_Instructions to follow_
Review the listing and copy each line that holds the word "Inspection".

═════ Data in this exercise

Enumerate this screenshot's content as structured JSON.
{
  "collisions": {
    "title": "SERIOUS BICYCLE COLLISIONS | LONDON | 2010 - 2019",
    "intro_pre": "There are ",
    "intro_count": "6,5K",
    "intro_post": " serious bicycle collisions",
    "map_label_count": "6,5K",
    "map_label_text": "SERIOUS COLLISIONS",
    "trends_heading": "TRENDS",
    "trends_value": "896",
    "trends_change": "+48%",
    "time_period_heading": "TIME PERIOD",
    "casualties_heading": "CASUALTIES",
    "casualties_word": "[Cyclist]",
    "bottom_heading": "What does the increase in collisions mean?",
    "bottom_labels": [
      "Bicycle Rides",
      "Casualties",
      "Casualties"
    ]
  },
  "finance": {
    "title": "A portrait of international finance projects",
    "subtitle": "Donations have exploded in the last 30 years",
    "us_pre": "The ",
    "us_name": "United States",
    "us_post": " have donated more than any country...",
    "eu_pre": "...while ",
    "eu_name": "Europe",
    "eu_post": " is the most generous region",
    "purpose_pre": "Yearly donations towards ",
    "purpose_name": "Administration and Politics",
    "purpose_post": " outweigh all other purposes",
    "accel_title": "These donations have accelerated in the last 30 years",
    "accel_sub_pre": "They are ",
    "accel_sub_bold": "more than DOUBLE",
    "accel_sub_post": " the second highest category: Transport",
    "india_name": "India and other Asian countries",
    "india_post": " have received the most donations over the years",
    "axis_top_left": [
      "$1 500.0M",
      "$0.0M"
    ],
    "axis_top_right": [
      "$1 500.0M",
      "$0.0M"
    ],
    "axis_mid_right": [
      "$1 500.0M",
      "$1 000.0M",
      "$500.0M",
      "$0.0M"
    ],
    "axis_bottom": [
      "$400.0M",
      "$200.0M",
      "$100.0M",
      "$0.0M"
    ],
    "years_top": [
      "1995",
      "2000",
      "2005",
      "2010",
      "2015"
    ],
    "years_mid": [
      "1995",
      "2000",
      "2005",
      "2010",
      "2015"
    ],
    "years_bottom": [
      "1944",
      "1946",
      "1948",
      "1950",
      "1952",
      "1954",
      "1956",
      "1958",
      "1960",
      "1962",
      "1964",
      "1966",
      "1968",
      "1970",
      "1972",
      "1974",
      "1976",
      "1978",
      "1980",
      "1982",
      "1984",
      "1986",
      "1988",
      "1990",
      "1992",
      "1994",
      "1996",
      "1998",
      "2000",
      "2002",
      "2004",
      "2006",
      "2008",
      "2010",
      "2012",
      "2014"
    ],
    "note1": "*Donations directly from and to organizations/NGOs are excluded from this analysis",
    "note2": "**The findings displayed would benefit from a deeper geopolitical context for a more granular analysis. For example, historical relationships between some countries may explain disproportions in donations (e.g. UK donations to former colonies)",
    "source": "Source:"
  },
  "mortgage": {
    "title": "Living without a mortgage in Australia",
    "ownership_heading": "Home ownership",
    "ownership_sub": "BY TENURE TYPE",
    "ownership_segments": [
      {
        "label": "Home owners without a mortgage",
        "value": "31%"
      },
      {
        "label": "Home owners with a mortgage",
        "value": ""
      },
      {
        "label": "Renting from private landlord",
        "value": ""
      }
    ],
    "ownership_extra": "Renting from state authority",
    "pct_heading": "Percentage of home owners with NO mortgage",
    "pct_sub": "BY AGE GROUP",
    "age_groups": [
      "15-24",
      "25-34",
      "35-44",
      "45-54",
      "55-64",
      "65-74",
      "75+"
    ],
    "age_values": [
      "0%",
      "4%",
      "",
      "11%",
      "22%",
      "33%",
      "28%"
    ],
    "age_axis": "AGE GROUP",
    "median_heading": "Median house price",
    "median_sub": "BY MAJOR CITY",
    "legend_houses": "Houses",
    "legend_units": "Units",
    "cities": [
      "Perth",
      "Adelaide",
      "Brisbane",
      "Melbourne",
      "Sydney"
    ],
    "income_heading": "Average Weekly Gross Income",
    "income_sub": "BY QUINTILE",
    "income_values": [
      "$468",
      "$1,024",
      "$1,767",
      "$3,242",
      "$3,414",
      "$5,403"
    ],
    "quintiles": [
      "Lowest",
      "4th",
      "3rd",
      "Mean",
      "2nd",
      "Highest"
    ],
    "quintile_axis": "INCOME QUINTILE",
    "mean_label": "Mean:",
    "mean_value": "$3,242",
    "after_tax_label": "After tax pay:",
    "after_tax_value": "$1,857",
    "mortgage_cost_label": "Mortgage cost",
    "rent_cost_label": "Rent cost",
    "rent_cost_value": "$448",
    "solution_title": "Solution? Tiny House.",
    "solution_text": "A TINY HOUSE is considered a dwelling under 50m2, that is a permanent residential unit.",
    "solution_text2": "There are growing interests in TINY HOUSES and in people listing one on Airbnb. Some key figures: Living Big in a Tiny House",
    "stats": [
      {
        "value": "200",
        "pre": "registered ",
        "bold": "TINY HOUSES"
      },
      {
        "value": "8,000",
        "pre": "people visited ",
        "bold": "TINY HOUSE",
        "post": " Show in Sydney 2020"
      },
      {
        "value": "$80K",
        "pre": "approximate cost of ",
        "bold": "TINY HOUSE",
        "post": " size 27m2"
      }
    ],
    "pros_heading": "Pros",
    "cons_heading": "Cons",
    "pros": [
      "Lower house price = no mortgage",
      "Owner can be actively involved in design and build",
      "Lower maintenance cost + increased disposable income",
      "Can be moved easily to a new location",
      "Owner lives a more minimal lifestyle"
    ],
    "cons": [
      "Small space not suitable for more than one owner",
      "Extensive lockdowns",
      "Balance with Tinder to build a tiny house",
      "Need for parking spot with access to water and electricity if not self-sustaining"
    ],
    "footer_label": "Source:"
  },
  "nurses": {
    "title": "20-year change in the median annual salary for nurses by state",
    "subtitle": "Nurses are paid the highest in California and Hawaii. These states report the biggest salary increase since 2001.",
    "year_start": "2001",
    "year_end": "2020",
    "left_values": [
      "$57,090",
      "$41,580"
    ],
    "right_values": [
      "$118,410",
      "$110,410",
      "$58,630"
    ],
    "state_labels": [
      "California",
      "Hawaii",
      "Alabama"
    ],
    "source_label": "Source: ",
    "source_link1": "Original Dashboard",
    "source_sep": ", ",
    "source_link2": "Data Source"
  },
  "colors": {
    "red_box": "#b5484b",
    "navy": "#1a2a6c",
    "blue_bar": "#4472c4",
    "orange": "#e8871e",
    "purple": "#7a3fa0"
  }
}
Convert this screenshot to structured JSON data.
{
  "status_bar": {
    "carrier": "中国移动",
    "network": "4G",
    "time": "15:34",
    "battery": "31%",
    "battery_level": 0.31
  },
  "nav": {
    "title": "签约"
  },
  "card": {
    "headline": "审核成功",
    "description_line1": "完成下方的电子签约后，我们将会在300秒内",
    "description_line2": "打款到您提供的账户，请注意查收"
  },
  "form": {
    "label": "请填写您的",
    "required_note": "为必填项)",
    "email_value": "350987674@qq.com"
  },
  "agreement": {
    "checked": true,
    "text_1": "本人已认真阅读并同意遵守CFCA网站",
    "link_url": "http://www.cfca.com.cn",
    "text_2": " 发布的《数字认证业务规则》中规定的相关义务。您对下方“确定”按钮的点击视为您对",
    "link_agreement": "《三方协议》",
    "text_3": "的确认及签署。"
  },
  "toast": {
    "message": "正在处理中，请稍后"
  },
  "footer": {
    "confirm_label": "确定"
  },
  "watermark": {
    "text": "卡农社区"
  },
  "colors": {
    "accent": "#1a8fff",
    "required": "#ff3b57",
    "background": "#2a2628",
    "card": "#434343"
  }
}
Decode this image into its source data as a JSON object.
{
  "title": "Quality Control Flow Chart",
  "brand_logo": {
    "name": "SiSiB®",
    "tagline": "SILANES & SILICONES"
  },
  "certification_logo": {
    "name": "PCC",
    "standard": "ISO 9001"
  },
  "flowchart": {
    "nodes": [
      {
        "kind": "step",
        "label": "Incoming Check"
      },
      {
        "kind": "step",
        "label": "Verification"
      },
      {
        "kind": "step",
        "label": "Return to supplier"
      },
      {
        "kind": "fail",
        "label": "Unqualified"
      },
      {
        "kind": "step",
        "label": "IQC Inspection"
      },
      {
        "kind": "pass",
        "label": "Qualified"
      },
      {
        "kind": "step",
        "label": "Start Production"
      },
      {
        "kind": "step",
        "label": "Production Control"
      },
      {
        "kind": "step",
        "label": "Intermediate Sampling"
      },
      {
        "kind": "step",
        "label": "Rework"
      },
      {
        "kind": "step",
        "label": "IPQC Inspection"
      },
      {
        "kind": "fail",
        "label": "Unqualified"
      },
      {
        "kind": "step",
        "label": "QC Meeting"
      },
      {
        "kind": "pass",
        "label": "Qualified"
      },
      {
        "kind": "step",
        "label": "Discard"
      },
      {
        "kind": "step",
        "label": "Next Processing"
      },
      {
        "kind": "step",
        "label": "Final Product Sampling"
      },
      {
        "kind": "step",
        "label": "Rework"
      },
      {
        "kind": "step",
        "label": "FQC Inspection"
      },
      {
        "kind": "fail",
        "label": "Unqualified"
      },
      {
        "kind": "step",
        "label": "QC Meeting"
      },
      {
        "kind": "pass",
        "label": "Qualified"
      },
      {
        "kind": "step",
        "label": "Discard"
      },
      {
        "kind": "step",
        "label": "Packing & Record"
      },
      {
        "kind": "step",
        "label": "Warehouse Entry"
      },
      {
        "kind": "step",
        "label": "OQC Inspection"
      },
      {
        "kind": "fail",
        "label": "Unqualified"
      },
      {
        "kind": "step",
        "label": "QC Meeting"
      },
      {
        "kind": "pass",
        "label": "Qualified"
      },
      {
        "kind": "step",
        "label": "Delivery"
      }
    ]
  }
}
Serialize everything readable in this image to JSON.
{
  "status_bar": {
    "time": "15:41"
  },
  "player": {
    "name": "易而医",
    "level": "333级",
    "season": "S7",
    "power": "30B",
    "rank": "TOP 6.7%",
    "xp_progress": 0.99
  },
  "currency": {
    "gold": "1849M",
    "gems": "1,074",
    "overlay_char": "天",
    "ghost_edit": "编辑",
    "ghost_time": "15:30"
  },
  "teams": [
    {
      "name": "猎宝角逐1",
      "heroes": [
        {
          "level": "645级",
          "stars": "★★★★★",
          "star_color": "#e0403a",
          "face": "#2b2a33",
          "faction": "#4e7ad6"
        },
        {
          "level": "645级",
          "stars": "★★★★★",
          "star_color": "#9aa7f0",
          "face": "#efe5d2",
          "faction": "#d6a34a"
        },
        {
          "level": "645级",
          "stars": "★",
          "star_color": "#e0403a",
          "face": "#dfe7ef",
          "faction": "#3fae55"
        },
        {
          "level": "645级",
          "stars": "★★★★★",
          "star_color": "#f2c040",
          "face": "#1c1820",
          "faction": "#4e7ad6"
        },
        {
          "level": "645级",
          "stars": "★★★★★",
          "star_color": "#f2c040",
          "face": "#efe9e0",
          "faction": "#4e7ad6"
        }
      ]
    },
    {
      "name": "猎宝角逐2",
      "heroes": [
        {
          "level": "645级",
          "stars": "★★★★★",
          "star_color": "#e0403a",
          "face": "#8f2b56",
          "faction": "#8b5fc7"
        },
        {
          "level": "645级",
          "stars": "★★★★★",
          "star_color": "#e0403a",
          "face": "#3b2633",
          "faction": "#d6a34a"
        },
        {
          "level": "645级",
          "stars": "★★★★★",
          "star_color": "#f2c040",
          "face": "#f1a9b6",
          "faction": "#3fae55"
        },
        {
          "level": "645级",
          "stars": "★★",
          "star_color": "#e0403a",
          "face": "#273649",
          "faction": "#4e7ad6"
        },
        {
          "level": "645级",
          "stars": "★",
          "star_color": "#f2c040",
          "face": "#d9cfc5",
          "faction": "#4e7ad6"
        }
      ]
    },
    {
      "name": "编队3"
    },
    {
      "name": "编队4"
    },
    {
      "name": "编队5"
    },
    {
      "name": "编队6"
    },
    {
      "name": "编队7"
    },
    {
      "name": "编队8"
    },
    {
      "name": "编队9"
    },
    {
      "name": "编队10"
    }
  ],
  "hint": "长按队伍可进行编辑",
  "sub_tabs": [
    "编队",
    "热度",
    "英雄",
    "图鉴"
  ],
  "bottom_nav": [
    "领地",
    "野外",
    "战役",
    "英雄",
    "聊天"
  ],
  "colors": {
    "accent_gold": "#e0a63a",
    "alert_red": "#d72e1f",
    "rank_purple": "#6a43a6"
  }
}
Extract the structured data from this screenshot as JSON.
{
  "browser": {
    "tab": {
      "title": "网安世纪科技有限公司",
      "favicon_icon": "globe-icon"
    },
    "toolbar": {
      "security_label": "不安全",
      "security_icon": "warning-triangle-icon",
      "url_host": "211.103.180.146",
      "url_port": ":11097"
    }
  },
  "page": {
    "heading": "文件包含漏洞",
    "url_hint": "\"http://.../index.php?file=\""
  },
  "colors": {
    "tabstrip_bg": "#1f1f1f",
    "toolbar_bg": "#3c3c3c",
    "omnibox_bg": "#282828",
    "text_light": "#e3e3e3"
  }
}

══════════

_Written response_
        "label": "IQC Inspection"
        "label": "IPQC Inspection"
        "label": "FQC Inspection"
        "label": "OQC Inspection"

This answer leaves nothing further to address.